Records that describe figures:
※

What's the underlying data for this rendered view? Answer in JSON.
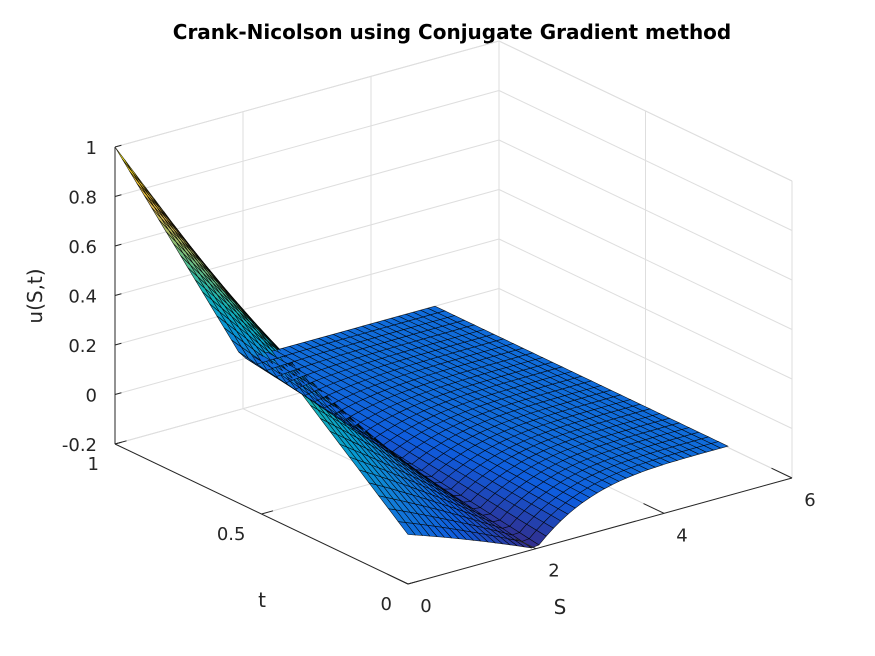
{
  "chart_data": {
    "type": "surface",
    "title": "Crank-Nicolson using Conjugate Gradient method",
    "xlabel": "S",
    "ylabel": "t",
    "zlabel": "u(S,t)",
    "xlim": [
      0,
      6
    ],
    "ylim": [
      0,
      1
    ],
    "zlim": [
      -0.2,
      1
    ],
    "xticks": [
      "0",
      "2",
      "4",
      "6"
    ],
    "yticks": [
      "0",
      "0.5",
      "1"
    ],
    "zticks": [
      "-0.2",
      "0",
      "0.2",
      "0.4",
      "0.6",
      "0.8",
      "1"
    ],
    "grid": true,
    "surface": {
      "S_range": [
        0,
        5
      ],
      "t_range": [
        0,
        1
      ],
      "description_values": {
        "u_at_S0_t1": 1.0,
        "u_at_S0_t0": 0.0,
        "u_at_S2_t1": 0.0,
        "u_at_S2_t0": -0.2,
        "u_at_S5_t1": 0.0,
        "u_at_S5_t0": 0.0
      }
    }
  }
}
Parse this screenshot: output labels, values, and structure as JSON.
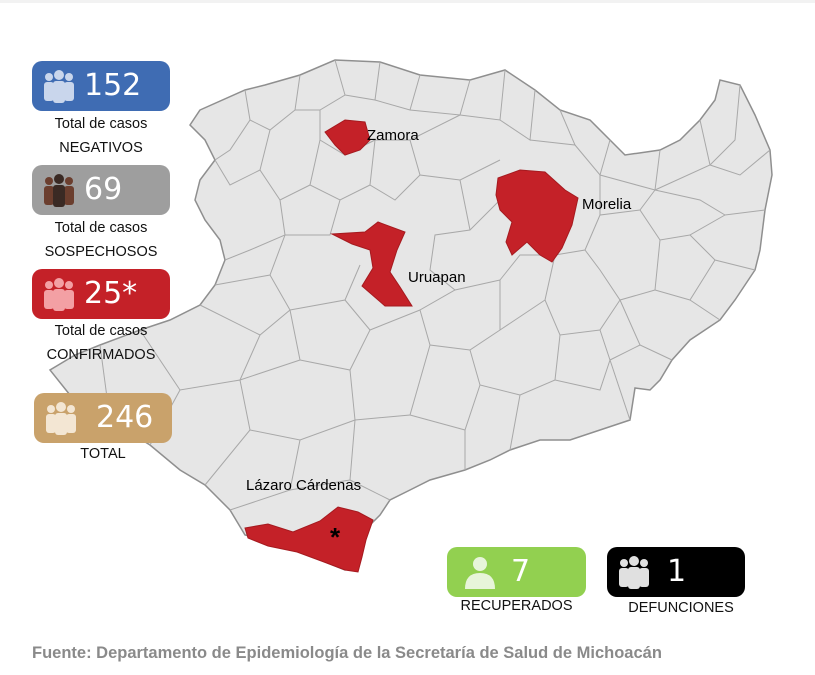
{
  "stats": {
    "negativos": {
      "value": "152",
      "line1": "Total de casos",
      "line2": "NEGATIVOS",
      "color": "#3f6cb3"
    },
    "sospechosos": {
      "value": "69",
      "line1": "Total de casos",
      "line2": "SOSPECHOSOS",
      "color": "#9e9e9e"
    },
    "confirmados": {
      "value": "25*",
      "line1": "Total de casos",
      "line2": "CONFIRMADOS",
      "color": "#c42128"
    },
    "total": {
      "value": "246",
      "line1": "TOTAL",
      "color": "#c9a26b"
    },
    "recuperados": {
      "value": "7",
      "line1": "RECUPERADOS",
      "color": "#92d050"
    },
    "defunciones": {
      "value": "1",
      "line1": "DEFUNCIONES",
      "color": "#000000"
    }
  },
  "map": {
    "labels": {
      "zamora": "Zamora",
      "morelia": "Morelia",
      "uruapan": "Uruapan",
      "lazaro_cardenas": "Lázaro Cárdenas",
      "asterisk": "*"
    },
    "fill_colors": {
      "base": "#e6e6e6",
      "border": "#9a9a9a",
      "highlight": "#c42128"
    }
  },
  "footer": {
    "source": "Fuente: Departamento de Epidemiología de la Secretaría de Salud de Michoacán"
  },
  "icons": {
    "group": "people-group-icon",
    "single": "person-icon"
  }
}
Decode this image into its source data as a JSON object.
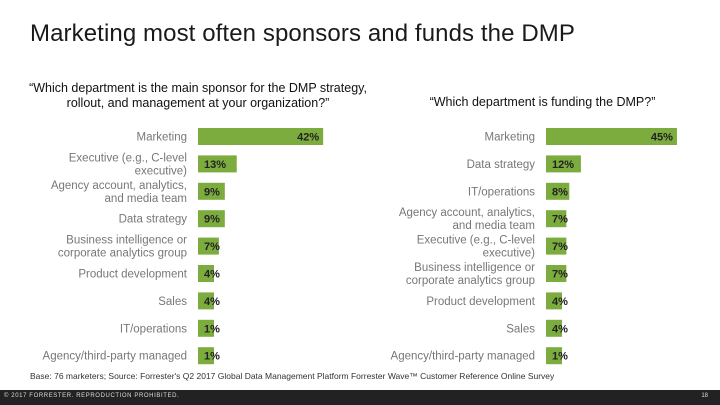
{
  "title": "Marketing most often sponsors and funds the DMP",
  "footnote": "Base: 76 marketers; Source: Forrester's Q2 2017 Global Data Management Platform Forrester Wave™ Customer Reference Online Survey",
  "copyright": "© 2017 FORRESTER. REPRODUCTION PROHIBITED.",
  "page_number": "18",
  "chart_data": [
    {
      "type": "bar",
      "orientation": "horizontal",
      "title": "“Which department is the main sponsor for the DMP strategy, rollout, and management at your organization?”",
      "categories": [
        [
          "Marketing"
        ],
        [
          "Executive (e.g., C-level",
          "executive)"
        ],
        [
          "Agency account, analytics,",
          "and media team"
        ],
        [
          "Data strategy"
        ],
        [
          "Business intelligence or",
          "corporate analytics group"
        ],
        [
          "Product development"
        ],
        [
          "Sales"
        ],
        [
          "IT/operations"
        ],
        [
          "Agency/third-party managed"
        ]
      ],
      "values": [
        42,
        13,
        9,
        9,
        7,
        4,
        4,
        1,
        1
      ],
      "value_labels": [
        "42%",
        "13%",
        "9%",
        "9%",
        "7%",
        "4%",
        "4%",
        "1%",
        "1%"
      ],
      "bar_color": "#7cac3e"
    },
    {
      "type": "bar",
      "orientation": "horizontal",
      "title": "“Which department is funding the DMP?”",
      "categories": [
        [
          "Marketing"
        ],
        [
          "Data strategy"
        ],
        [
          "IT/operations"
        ],
        [
          "Agency account, analytics,",
          "and media team"
        ],
        [
          "Executive (e.g., C-level",
          "executive)"
        ],
        [
          "Business intelligence or",
          "corporate analytics group"
        ],
        [
          "Product development"
        ],
        [
          "Sales"
        ],
        [
          "Agency/third-party managed"
        ]
      ],
      "values": [
        45,
        12,
        8,
        7,
        7,
        7,
        4,
        4,
        1
      ],
      "value_labels": [
        "45%",
        "12%",
        "8%",
        "7%",
        "7%",
        "7%",
        "4%",
        "4%",
        "1%"
      ],
      "bar_color": "#7cac3e"
    }
  ]
}
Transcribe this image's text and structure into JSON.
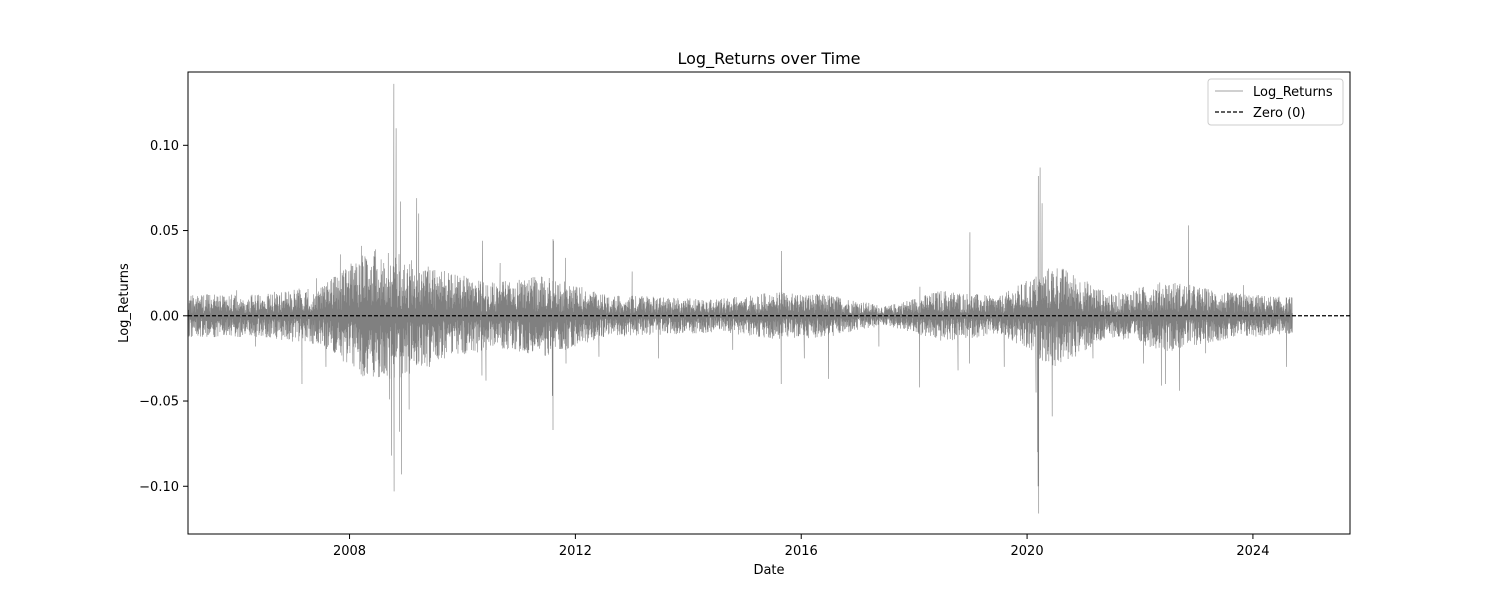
{
  "chart_data": {
    "type": "line",
    "title": "Log_Returns over Time",
    "xlabel": "Date",
    "ylabel": "Log_Returns",
    "xlim": [
      "2005-02-20",
      "2025-09-20"
    ],
    "ylim": [
      -0.128,
      0.143
    ],
    "x_ticks": [
      "2008",
      "2012",
      "2016",
      "2020",
      "2024"
    ],
    "x_tick_dates": [
      "2008-01-01",
      "2012-01-01",
      "2016-01-01",
      "2020-01-01",
      "2024-01-01"
    ],
    "y_ticks": [
      -0.1,
      -0.05,
      0.0,
      0.05,
      0.1
    ],
    "y_tick_labels": [
      "−0.10",
      "−0.05",
      "0.00",
      "0.05",
      "0.10"
    ],
    "grid": false,
    "legend_position": "top-right",
    "date_range": [
      "2005-02-25",
      "2024-09-13"
    ],
    "series": [
      {
        "name": "Log_Returns",
        "color": "#808080",
        "line_style": "solid",
        "points": [
          [
            "2005-02-25",
            0.0
          ],
          [
            "2005-06-01",
            0.012
          ],
          [
            "2005-09-01",
            -0.012
          ],
          [
            "2006-01-01",
            0.015
          ],
          [
            "2006-05-01",
            -0.018
          ],
          [
            "2006-09-01",
            0.014
          ],
          [
            "2007-02-27",
            -0.04
          ],
          [
            "2007-06-01",
            0.022
          ],
          [
            "2007-08-01",
            -0.03
          ],
          [
            "2007-11-01",
            0.036
          ],
          [
            "2008-01-22",
            -0.028
          ],
          [
            "2008-03-17",
            0.041
          ],
          [
            "2008-06-01",
            -0.025
          ],
          [
            "2008-09-15",
            -0.049
          ],
          [
            "2008-09-29",
            -0.082
          ],
          [
            "2008-10-13",
            0.136
          ],
          [
            "2008-10-15",
            -0.103
          ],
          [
            "2008-10-28",
            0.11
          ],
          [
            "2008-11-20",
            -0.068
          ],
          [
            "2008-11-24",
            0.067
          ],
          [
            "2008-12-01",
            -0.093
          ],
          [
            "2009-01-20",
            -0.055
          ],
          [
            "2009-03-10",
            0.069
          ],
          [
            "2009-03-23",
            0.06
          ],
          [
            "2009-06-01",
            -0.03
          ],
          [
            "2009-10-01",
            0.025
          ],
          [
            "2010-01-22",
            -0.022
          ],
          [
            "2010-05-06",
            -0.035
          ],
          [
            "2010-05-10",
            0.044
          ],
          [
            "2010-06-01",
            -0.038
          ],
          [
            "2010-09-01",
            0.031
          ],
          [
            "2011-03-01",
            -0.022
          ],
          [
            "2011-08-04",
            -0.047
          ],
          [
            "2011-08-08",
            -0.067
          ],
          [
            "2011-08-09",
            0.045
          ],
          [
            "2011-08-11",
            0.044
          ],
          [
            "2011-10-27",
            0.034
          ],
          [
            "2011-11-01",
            -0.028
          ],
          [
            "2012-06-01",
            -0.024
          ],
          [
            "2013-01-02",
            0.026
          ],
          [
            "2013-06-20",
            -0.025
          ],
          [
            "2014-10-15",
            -0.02
          ],
          [
            "2015-08-24",
            -0.04
          ],
          [
            "2015-08-26",
            0.038
          ],
          [
            "2016-01-20",
            -0.025
          ],
          [
            "2016-06-24",
            -0.037
          ],
          [
            "2017-05-17",
            -0.018
          ],
          [
            "2018-02-05",
            -0.042
          ],
          [
            "2018-02-06",
            0.017
          ],
          [
            "2018-10-10",
            -0.032
          ],
          [
            "2018-12-24",
            -0.028
          ],
          [
            "2018-12-26",
            0.049
          ],
          [
            "2019-08-05",
            -0.03
          ],
          [
            "2020-02-27",
            -0.045
          ],
          [
            "2020-03-09",
            -0.08
          ],
          [
            "2020-03-12",
            -0.1
          ],
          [
            "2020-03-13",
            0.082
          ],
          [
            "2020-03-16",
            -0.116
          ],
          [
            "2020-03-24",
            0.087
          ],
          [
            "2020-04-06",
            0.066
          ],
          [
            "2020-06-11",
            -0.059
          ],
          [
            "2020-09-01",
            0.023
          ],
          [
            "2021-03-01",
            -0.025
          ],
          [
            "2022-01-24",
            -0.028
          ],
          [
            "2022-05-18",
            -0.041
          ],
          [
            "2022-06-13",
            -0.04
          ],
          [
            "2022-09-13",
            -0.044
          ],
          [
            "2022-11-10",
            0.053
          ],
          [
            "2023-03-01",
            -0.022
          ],
          [
            "2023-11-01",
            0.018
          ],
          [
            "2024-08-05",
            -0.03
          ],
          [
            "2024-09-13",
            0.012
          ]
        ]
      },
      {
        "name": "Zero (0)",
        "color": "#000000",
        "line_style": "dashed",
        "y": 0.0
      }
    ],
    "volatility_envelope": [
      [
        "2005",
        0.009
      ],
      [
        "2006",
        0.009
      ],
      [
        "2007",
        0.013
      ],
      [
        "2008",
        0.03
      ],
      [
        "2009",
        0.02
      ],
      [
        "2010",
        0.014
      ],
      [
        "2011",
        0.017
      ],
      [
        "2012",
        0.009
      ],
      [
        "2013",
        0.008
      ],
      [
        "2014",
        0.007
      ],
      [
        "2015",
        0.01
      ],
      [
        "2016",
        0.009
      ],
      [
        "2017",
        0.004
      ],
      [
        "2018",
        0.011
      ],
      [
        "2019",
        0.008
      ],
      [
        "2020",
        0.022
      ],
      [
        "2021",
        0.009
      ],
      [
        "2022",
        0.015
      ],
      [
        "2023",
        0.01
      ],
      [
        "2024",
        0.008
      ]
    ]
  }
}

※

From the listing, copy every line where the string "JSON" appears.

What's the underlying data for this rendered view? Answer in JSON.
Parse this screenshot: output labels, values, and structure as JSON.
Decode this image into its source data as a JSON object.
Transcribe this image's text and structure into JSON.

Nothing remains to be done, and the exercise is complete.